* **Directions**
Please gather every line below that contains the string "value" and copy each of those lines in full.

══ Available records ══

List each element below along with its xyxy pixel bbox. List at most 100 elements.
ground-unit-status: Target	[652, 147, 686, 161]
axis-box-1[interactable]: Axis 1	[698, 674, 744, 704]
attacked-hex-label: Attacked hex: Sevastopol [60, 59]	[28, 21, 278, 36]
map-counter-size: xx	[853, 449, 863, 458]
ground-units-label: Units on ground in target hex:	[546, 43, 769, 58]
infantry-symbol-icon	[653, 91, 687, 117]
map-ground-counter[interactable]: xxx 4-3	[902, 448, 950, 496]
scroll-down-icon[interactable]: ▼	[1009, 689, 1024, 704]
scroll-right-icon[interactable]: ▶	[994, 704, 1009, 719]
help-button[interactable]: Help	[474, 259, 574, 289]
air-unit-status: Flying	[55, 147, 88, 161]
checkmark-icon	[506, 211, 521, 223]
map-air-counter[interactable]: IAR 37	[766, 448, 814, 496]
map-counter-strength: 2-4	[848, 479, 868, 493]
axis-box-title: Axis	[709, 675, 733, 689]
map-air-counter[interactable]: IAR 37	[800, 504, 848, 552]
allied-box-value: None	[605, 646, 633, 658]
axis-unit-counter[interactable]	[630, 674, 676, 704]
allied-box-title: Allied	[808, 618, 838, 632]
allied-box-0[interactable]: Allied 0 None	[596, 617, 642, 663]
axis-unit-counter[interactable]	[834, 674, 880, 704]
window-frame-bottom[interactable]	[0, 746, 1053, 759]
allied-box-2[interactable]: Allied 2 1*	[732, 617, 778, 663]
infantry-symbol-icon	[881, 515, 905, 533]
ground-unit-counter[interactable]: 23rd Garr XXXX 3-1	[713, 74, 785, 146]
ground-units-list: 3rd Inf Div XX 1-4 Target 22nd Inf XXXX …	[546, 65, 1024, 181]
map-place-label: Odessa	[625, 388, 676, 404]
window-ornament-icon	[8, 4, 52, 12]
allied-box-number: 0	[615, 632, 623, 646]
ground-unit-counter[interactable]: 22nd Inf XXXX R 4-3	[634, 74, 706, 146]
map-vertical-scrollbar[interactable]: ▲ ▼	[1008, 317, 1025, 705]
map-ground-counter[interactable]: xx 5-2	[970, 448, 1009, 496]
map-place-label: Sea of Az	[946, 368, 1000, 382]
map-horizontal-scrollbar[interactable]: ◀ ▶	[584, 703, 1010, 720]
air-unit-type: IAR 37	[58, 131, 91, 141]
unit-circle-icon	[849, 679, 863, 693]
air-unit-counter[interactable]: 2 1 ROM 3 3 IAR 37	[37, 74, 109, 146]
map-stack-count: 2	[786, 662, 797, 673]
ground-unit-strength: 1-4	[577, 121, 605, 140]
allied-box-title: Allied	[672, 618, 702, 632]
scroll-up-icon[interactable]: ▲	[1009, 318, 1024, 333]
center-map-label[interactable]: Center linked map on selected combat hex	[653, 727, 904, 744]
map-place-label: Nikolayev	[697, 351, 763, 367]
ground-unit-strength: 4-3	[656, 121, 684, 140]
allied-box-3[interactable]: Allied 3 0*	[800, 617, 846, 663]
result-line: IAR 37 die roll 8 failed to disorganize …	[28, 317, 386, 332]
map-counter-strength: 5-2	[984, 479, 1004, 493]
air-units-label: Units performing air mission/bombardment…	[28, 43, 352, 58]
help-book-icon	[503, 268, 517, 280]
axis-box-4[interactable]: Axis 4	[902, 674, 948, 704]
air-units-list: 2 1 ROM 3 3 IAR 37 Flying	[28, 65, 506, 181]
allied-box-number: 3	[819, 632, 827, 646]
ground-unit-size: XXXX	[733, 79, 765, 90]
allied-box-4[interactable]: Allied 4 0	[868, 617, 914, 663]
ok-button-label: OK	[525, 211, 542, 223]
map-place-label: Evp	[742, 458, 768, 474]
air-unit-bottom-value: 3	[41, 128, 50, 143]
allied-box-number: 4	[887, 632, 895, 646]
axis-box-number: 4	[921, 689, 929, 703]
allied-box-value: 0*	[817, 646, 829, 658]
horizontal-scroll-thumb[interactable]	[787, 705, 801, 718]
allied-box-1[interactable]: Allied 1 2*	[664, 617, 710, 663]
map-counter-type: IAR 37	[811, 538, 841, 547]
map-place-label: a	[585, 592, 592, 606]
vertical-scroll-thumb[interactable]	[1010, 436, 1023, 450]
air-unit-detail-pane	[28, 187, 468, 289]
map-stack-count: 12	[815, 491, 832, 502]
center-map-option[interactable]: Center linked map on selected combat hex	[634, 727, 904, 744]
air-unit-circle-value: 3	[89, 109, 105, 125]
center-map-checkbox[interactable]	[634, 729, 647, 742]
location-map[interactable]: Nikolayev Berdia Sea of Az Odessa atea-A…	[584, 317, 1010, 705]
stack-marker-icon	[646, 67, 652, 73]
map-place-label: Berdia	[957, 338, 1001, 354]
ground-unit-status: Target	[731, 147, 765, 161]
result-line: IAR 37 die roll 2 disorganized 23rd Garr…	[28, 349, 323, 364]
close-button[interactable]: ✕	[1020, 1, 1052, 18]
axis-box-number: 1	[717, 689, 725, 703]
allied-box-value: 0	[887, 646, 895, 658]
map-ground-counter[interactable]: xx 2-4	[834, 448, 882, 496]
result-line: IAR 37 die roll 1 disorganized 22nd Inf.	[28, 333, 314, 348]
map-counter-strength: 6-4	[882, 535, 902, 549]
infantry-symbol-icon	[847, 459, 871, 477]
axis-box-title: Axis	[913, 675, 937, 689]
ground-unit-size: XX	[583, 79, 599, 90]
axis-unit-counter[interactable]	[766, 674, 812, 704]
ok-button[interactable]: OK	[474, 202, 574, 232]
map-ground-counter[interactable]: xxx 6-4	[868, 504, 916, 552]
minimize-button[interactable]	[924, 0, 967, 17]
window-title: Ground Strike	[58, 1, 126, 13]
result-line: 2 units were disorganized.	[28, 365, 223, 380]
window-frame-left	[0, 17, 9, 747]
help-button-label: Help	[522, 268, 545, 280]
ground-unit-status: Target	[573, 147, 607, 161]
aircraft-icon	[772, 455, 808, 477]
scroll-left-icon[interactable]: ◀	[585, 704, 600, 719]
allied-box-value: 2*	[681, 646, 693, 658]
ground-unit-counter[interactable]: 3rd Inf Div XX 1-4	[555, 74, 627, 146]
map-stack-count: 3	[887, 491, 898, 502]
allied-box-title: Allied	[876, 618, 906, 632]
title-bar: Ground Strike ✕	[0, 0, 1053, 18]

═══

* **Solution below**
allied-box-value: None	[605, 646, 633, 658]
air-unit-bottom-value: 3	[41, 128, 50, 143]
allied-box-value: 0*	[817, 646, 829, 658]
air-unit-circle-value: 3	[89, 109, 105, 125]
allied-box-value: 0	[887, 646, 895, 658]
allied-box-value: 2*	[681, 646, 693, 658]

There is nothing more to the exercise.